Exercise:
Give the number of lines in the data that contain "channel", and nothing more.

Information supplied:
━━━━━━━━━━━━━━━━━━━━━━━━━━━━━━

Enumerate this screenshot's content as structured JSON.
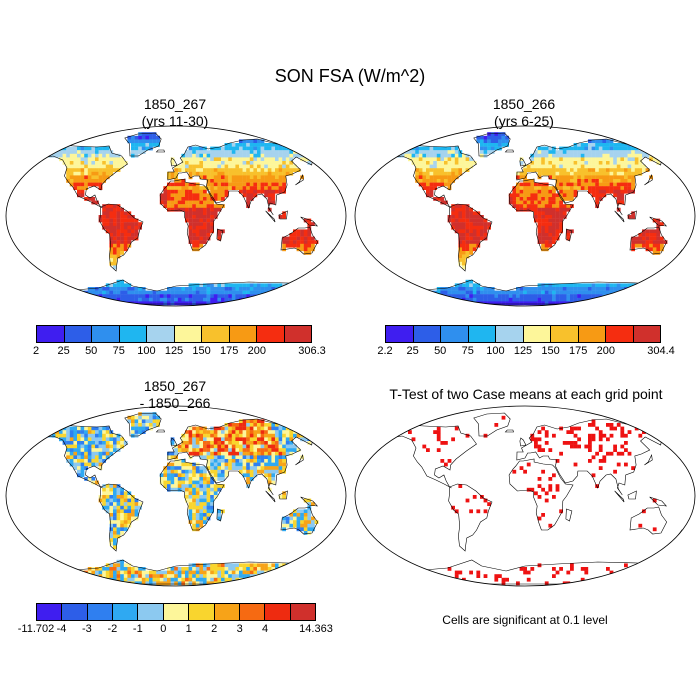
{
  "main_title": "SON FSA (W/m^2)",
  "panels": [
    {
      "id": "p1",
      "title": "1850_267\n(yrs 11-30)",
      "kind": "field"
    },
    {
      "id": "p2",
      "title": "1850_266\n(yrs 6-25)",
      "kind": "field"
    },
    {
      "id": "p3",
      "title": "1850_267\n- 1850_266",
      "kind": "diff"
    },
    {
      "id": "p4",
      "title": "T-Test of two Case means at each grid point",
      "kind": "ttest"
    }
  ],
  "colorbars": {
    "field_colors": [
      "#3f1ef0",
      "#2d5ee8",
      "#2f8fee",
      "#1fb6f0",
      "#a6d3ee",
      "#fdf69a",
      "#f8c12c",
      "#f79a14",
      "#f52d10",
      "#d0302c"
    ],
    "cb1_labels": [
      "2",
      "25",
      "50",
      "75",
      "100",
      "125",
      "150",
      "175",
      "200",
      "306.3"
    ],
    "cb2_labels": [
      "2.2",
      "25",
      "50",
      "75",
      "100",
      "125",
      "150",
      "175",
      "200",
      "304.4"
    ],
    "diff_colors": [
      "#3f1ef0",
      "#2d5ee8",
      "#2f7ff0",
      "#2fa9f2",
      "#8cc9f0",
      "#fdf69a",
      "#f9d52e",
      "#f7a318",
      "#f66a12",
      "#ee2b10",
      "#d0302c"
    ],
    "cb3_labels": [
      "-11.702",
      "-4",
      "-3",
      "-2",
      "-1",
      "0",
      "1",
      "2",
      "3",
      "4",
      "14.363"
    ]
  },
  "significance_note": "Cells are significant at 0.1 level",
  "significance_color": "#ee1212"
}
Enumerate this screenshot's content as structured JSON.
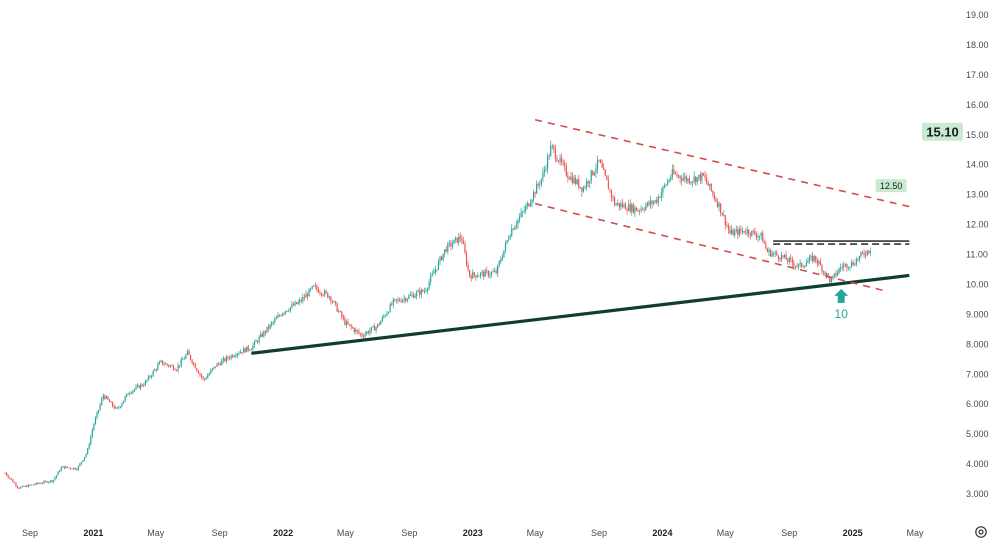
{
  "chart_data": {
    "type": "candlestick",
    "title": "",
    "xlabel": "",
    "ylabel": "",
    "ylim": [
      2.6,
      19.3
    ],
    "y_ticks": [
      "19.00",
      "18.00",
      "17.00",
      "16.00",
      "15.00",
      "14.00",
      "13.00",
      "12.00",
      "11.00",
      "10.00",
      "9.000",
      "8.000",
      "7.000",
      "6.000",
      "5.000",
      "4.000",
      "3.000"
    ],
    "x_ticks": [
      {
        "label": "Sep",
        "bold": false
      },
      {
        "label": "2021",
        "bold": true
      },
      {
        "label": "May",
        "bold": false
      },
      {
        "label": "Sep",
        "bold": false
      },
      {
        "label": "2022",
        "bold": true
      },
      {
        "label": "May",
        "bold": false
      },
      {
        "label": "Sep",
        "bold": false
      },
      {
        "label": "2023",
        "bold": true
      },
      {
        "label": "May",
        "bold": false
      },
      {
        "label": "Sep",
        "bold": false
      },
      {
        "label": "2024",
        "bold": true
      },
      {
        "label": "May",
        "bold": false
      },
      {
        "label": "Sep",
        "bold": false
      },
      {
        "label": "2025",
        "bold": true
      },
      {
        "label": "May",
        "bold": false
      }
    ],
    "price_path": [
      [
        "2020-07-15",
        3.7
      ],
      [
        "2020-08-10",
        3.2
      ],
      [
        "2020-09-15",
        3.35
      ],
      [
        "2020-10-15",
        3.45
      ],
      [
        "2020-11-01",
        3.9
      ],
      [
        "2020-12-01",
        3.85
      ],
      [
        "2020-12-20",
        4.4
      ],
      [
        "2021-01-01",
        5.3
      ],
      [
        "2021-01-20",
        6.3
      ],
      [
        "2021-02-15",
        5.8
      ],
      [
        "2021-03-10",
        6.4
      ],
      [
        "2021-04-10",
        6.7
      ],
      [
        "2021-05-10",
        7.4
      ],
      [
        "2021-06-10",
        7.2
      ],
      [
        "2021-07-01",
        7.7
      ],
      [
        "2021-08-01",
        6.8
      ],
      [
        "2021-08-25",
        7.3
      ],
      [
        "2021-10-01",
        7.7
      ],
      [
        "2021-11-01",
        7.9
      ],
      [
        "2021-12-01",
        8.5
      ],
      [
        "2022-01-01",
        9.1
      ],
      [
        "2022-02-01",
        9.4
      ],
      [
        "2022-03-01",
        9.9
      ],
      [
        "2022-04-01",
        9.6
      ],
      [
        "2022-05-01",
        8.7
      ],
      [
        "2022-06-01",
        8.3
      ],
      [
        "2022-07-01",
        8.6
      ],
      [
        "2022-08-01",
        9.4
      ],
      [
        "2022-09-01",
        9.6
      ],
      [
        "2022-10-01",
        9.8
      ],
      [
        "2022-11-10",
        11.2
      ],
      [
        "2022-12-10",
        11.6
      ],
      [
        "2022-12-25",
        10.3
      ],
      [
        "2023-02-15",
        10.4
      ],
      [
        "2023-03-15",
        11.8
      ],
      [
        "2023-04-15",
        12.6
      ],
      [
        "2023-05-15",
        13.6
      ],
      [
        "2023-06-01",
        14.6
      ],
      [
        "2023-07-01",
        13.7
      ],
      [
        "2023-08-01",
        13.2
      ],
      [
        "2023-09-01",
        14.1
      ],
      [
        "2023-10-01",
        12.7
      ],
      [
        "2023-11-15",
        12.5
      ],
      [
        "2023-12-20",
        12.8
      ],
      [
        "2024-01-20",
        13.7
      ],
      [
        "2024-02-20",
        13.5
      ],
      [
        "2024-03-20",
        13.6
      ],
      [
        "2024-04-20",
        12.6
      ],
      [
        "2024-05-10",
        11.7
      ],
      [
        "2024-06-10",
        11.8
      ],
      [
        "2024-07-10",
        11.6
      ],
      [
        "2024-07-20",
        11.1
      ],
      [
        "2024-08-20",
        10.9
      ],
      [
        "2024-09-20",
        10.6
      ],
      [
        "2024-10-20",
        10.9
      ],
      [
        "2024-11-20",
        10.1
      ],
      [
        "2024-12-10",
        10.6
      ],
      [
        "2025-01-01",
        10.7
      ],
      [
        "2025-01-20",
        11.0
      ],
      [
        "2025-02-05",
        11.2
      ]
    ],
    "trendlines": [
      {
        "kind": "support",
        "style": "solid",
        "color": "#0f3d2e",
        "from": [
          "2021-11-01",
          7.7
        ],
        "to": [
          "2025-04-20",
          10.3
        ]
      },
      {
        "kind": "channel-upper",
        "style": "dashed",
        "color": "#d84a4a",
        "from": [
          "2023-05-01",
          15.5
        ],
        "to": [
          "2025-04-20",
          12.6
        ]
      },
      {
        "kind": "channel-lower",
        "style": "dashed",
        "color": "#d84a4a",
        "from": [
          "2023-05-01",
          12.7
        ],
        "to": [
          "2025-03-01",
          9.8
        ]
      },
      {
        "kind": "resistance",
        "style": "solid",
        "color": "#111111",
        "from": [
          "2024-08-01",
          11.45
        ],
        "to": [
          "2025-04-20",
          11.45
        ]
      },
      {
        "kind": "resistance-dashed",
        "style": "dashed",
        "color": "#111111",
        "from": [
          "2024-08-01",
          11.35
        ],
        "to": [
          "2025-04-20",
          11.35
        ]
      }
    ],
    "annotations": [
      {
        "name": "target-12-50",
        "text": "12.50",
        "x": "2025-02-20",
        "y": 13.25
      },
      {
        "name": "target-15-10",
        "text": "15.10",
        "price": 15.1
      },
      {
        "name": "bottom-arrow",
        "text": "10",
        "x": "2024-12-10",
        "y": 9.85
      }
    ],
    "colors": {
      "up": "#26a69a",
      "down": "#ef5350",
      "support": "#0f3d2e",
      "channel": "#d84a4a",
      "badge_bg": "#c8ead0",
      "arrow": "#26a69a",
      "axis_text": "#4a4a4a"
    }
  },
  "controls": {
    "settings_icon": "settings-gear-icon"
  }
}
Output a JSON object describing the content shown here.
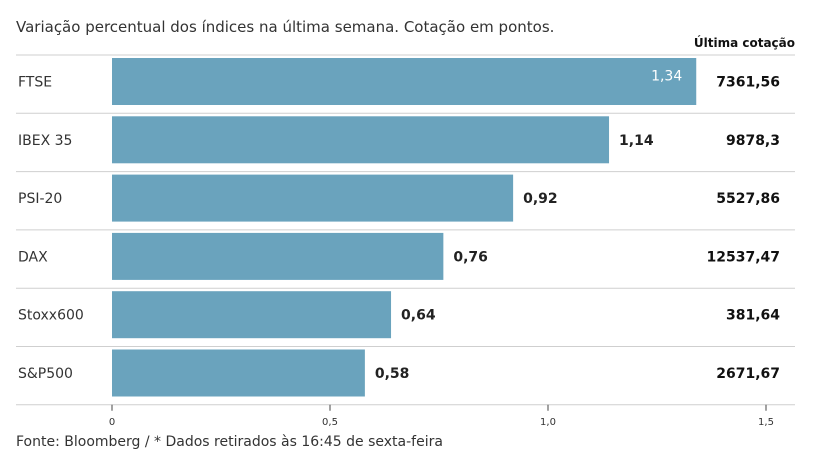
{
  "subtitle": "Variação percentual dos índices na última semana. Cotação em pontos.",
  "source": "Fonte: Bloomberg / * Dados retirados às 16:45 de sexta-feira",
  "column_header": "Última cotação",
  "colors": {
    "bar": "#6aa3bd",
    "separator": "#cfcfcf",
    "axis": "#444444"
  },
  "chart_data": {
    "type": "bar",
    "orientation": "horizontal",
    "categories": [
      "FTSE",
      "IBEX 35",
      "PSI-20",
      "DAX",
      "Stoxx600",
      "S&P500"
    ],
    "values": [
      1.34,
      1.14,
      0.92,
      0.76,
      0.64,
      0.58
    ],
    "value_labels": [
      "1,34",
      "1,14",
      "0,92",
      "0,76",
      "0,64",
      "0,58"
    ],
    "last_quote": [
      "7361,56",
      "9878,3",
      "5527,86",
      "12537,47",
      "381,64",
      "2671,67"
    ],
    "xlim": [
      0,
      1.5
    ],
    "xticks": [
      0,
      0.5,
      1.0,
      1.5
    ],
    "xtick_labels": [
      "0",
      "0,5",
      "1,0",
      "1,5"
    ],
    "grid": false
  }
}
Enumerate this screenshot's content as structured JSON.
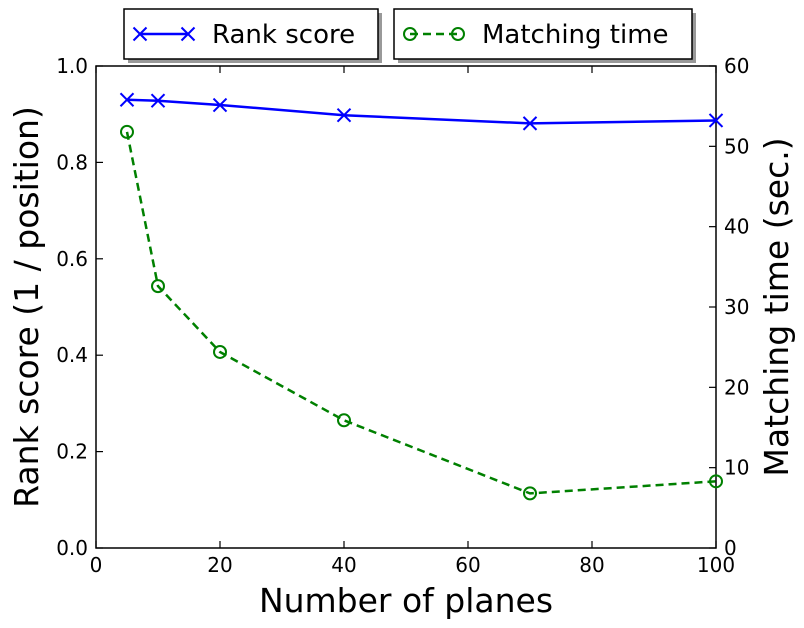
{
  "chart_data": {
    "type": "line",
    "xlabel": "Number of planes",
    "ylabel": "Rank score (1 / position)",
    "y2label": "Matching time (sec.)",
    "xlim": [
      0,
      100
    ],
    "ylim": [
      0,
      1.0
    ],
    "y2lim": [
      0,
      60
    ],
    "xticks": [
      "0",
      "20",
      "40",
      "60",
      "80",
      "100"
    ],
    "yticks": [
      "0.0",
      "0.2",
      "0.4",
      "0.6",
      "0.8",
      "1.0"
    ],
    "y2ticks": [
      "0",
      "10",
      "20",
      "30",
      "40",
      "50",
      "60"
    ],
    "grid": false,
    "legend_position": "top, outside plot",
    "series": [
      {
        "name": "Rank score",
        "axis": "left",
        "color": "#0000ff",
        "marker": "x",
        "linestyle": "solid",
        "x": [
          5,
          10,
          20,
          40,
          70,
          100
        ],
        "y": [
          0.93,
          0.928,
          0.919,
          0.898,
          0.881,
          0.887
        ]
      },
      {
        "name": "Matching time",
        "axis": "right",
        "color": "#008000",
        "marker": "o",
        "linestyle": "dashed",
        "x": [
          5,
          10,
          20,
          40,
          70,
          100
        ],
        "y": [
          51.8,
          32.6,
          24.4,
          15.9,
          6.8,
          8.3
        ]
      }
    ]
  }
}
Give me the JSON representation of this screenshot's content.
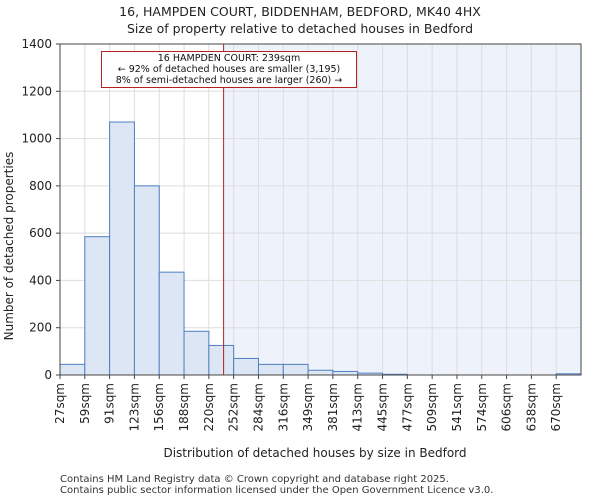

━━━━━━━━━━━━━━━━━━━━━━━━━━━━━━

Final result:
3